Dataset items —
<<<<

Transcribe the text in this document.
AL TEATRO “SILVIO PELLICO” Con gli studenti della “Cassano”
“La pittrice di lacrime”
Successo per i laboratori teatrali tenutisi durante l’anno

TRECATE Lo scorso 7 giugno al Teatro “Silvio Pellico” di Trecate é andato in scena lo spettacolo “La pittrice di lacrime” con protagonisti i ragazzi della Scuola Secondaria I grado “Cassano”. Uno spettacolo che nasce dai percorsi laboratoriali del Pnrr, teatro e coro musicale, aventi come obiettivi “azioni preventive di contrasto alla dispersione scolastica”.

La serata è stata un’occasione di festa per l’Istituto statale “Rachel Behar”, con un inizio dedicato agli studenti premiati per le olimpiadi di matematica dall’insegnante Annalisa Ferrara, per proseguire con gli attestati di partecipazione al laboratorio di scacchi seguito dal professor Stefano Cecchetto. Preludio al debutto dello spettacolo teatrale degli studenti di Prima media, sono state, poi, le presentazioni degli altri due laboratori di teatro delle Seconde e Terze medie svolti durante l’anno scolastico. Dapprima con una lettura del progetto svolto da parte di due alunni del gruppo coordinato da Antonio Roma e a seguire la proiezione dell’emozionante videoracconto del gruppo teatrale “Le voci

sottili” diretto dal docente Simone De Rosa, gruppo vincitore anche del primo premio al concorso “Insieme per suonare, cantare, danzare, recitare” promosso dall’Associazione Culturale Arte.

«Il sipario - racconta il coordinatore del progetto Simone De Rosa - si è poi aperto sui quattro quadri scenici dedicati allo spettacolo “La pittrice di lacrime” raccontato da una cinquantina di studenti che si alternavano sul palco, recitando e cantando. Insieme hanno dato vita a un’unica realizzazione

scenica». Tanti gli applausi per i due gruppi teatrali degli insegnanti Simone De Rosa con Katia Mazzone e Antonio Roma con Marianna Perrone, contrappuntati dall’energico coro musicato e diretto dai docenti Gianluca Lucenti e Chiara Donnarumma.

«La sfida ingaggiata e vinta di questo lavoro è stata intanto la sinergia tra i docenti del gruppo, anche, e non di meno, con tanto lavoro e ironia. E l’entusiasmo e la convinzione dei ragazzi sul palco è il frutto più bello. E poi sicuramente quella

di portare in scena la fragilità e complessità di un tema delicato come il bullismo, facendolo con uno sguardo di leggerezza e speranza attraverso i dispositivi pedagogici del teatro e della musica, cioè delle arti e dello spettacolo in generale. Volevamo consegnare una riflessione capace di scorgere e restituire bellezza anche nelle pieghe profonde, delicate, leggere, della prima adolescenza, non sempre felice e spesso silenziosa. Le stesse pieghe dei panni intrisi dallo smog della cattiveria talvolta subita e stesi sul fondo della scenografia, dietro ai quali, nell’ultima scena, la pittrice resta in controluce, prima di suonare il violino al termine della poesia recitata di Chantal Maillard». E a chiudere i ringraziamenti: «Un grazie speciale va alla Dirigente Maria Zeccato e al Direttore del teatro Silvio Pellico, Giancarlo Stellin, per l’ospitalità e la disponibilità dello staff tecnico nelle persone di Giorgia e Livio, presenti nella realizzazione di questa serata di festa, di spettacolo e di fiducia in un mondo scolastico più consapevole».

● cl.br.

>>>>

Task to carry out —
Extract the entries above verbatim.

Response to the task —
Transcribe the text in this document.
AL TEATRO “SILVIO PELLICO” Con gli studenti della “Cassano”
“La pittrice di lacrime”
Successo per i laboratori teatrali tenutisi durante l’anno

TRECATE Lo scorso 7 giugno al Teatro “Silvio Pellico” di Trecate é andato in scena lo spettacolo “La pittrice di lacrime” con protagonisti i ragazzi della Scuola Secondaria I grado “Cassano”. Uno spettacolo che nasce dai percorsi laboratoriali del Pnrr, teatro e coro musicale, aventi come obiettivi “azioni preventive di contrasto alla dispersione scolastica”.

La serata è stata un’occasione di festa per l’Istituto statale “Rachel Behar”, con un inizio dedicato agli studenti premiati per le olimpiadi di matematica dall’insegnante Annalisa Ferrara, per proseguire con gli attestati di partecipazione al laboratorio di scacchi seguito dal professor Stefano Cecchetto. Preludio al debutto dello spettacolo teatrale degli studenti di Prima media, sono state, poi, le presentazioni degli altri due laboratori di teatro delle Seconde e Terze medie svolti durante l’anno scolastico. Dapprima con una lettura del progetto svolto da parte di due alunni del gruppo coordinato da Antonio Roma e a seguire la proiezione dell’emozionante videoracconto del gruppo teatrale “Le voci

sottili” diretto dal docente Simone De Rosa, gruppo vincitore anche del primo premio al concorso “Insieme per suonare, cantare, danzare, recitare” promosso dall’Associazione Culturale Arte.

«Il sipario - racconta il coordinatore del progetto Simone De Rosa - si è poi aperto sui quattro quadri scenici dedicati allo spettacolo “La pittrice di lacrime” raccontato da una cinquantina di studenti che si alternavano sul palco, recitando e cantando. Insieme hanno dato vita a un’unica realizzazione

scenica». Tanti gli applausi per i due gruppi teatrali degli insegnanti Simone De Rosa con Katia Mazzone e Antonio Roma con Marianna Perrone, contrappuntati dall’energico coro musicato e diretto dai docenti Gianluca Lucenti e Chiara Donnarumma.

«La sfida ingaggiata e vinta di questo lavoro è stata intanto la sinergia tra i docenti del gruppo, anche, e non di meno, con tanto lavoro e ironia. E l’entusiasmo e la convinzione dei ragazzi sul palco è il frutto più bello. E poi sicuramente quella

di portare in scena la fragilità e complessità di un tema delicato come il bullismo, facendolo con uno sguardo di leggerezza e speranza attraverso i dispositivi pedagogici del teatro e della musica, cioè delle arti e dello spettacolo in generale. Volevamo consegnare una riflessione capace di scorgere e restituire bellezza anche nelle pieghe profonde, delicate, leggere, della prima adolescenza, non sempre felice e spesso silenziosa. Le stesse pieghe dei panni intrisi dallo smog della cattiveria talvolta subita e stesi sul fondo della scenografia, dietro ai quali, nell’ultima scena, la pittrice resta in controluce, prima di suonare il violino al termine della poesia recitata di Chantal Maillard». E a chiudere i ringraziamenti: «Un grazie speciale va alla Dirigente Maria Zeccato e al Direttore del teatro Silvio Pellico, Giancarlo Stellin, per l’ospitalità e la disponibilità dello staff tecnico nelle persone di Giorgia e Livio, presenti nella realizzazione di questa serata di festa, di spettacolo e di fiducia in un mondo scolastico più consapevole».

● cl.br.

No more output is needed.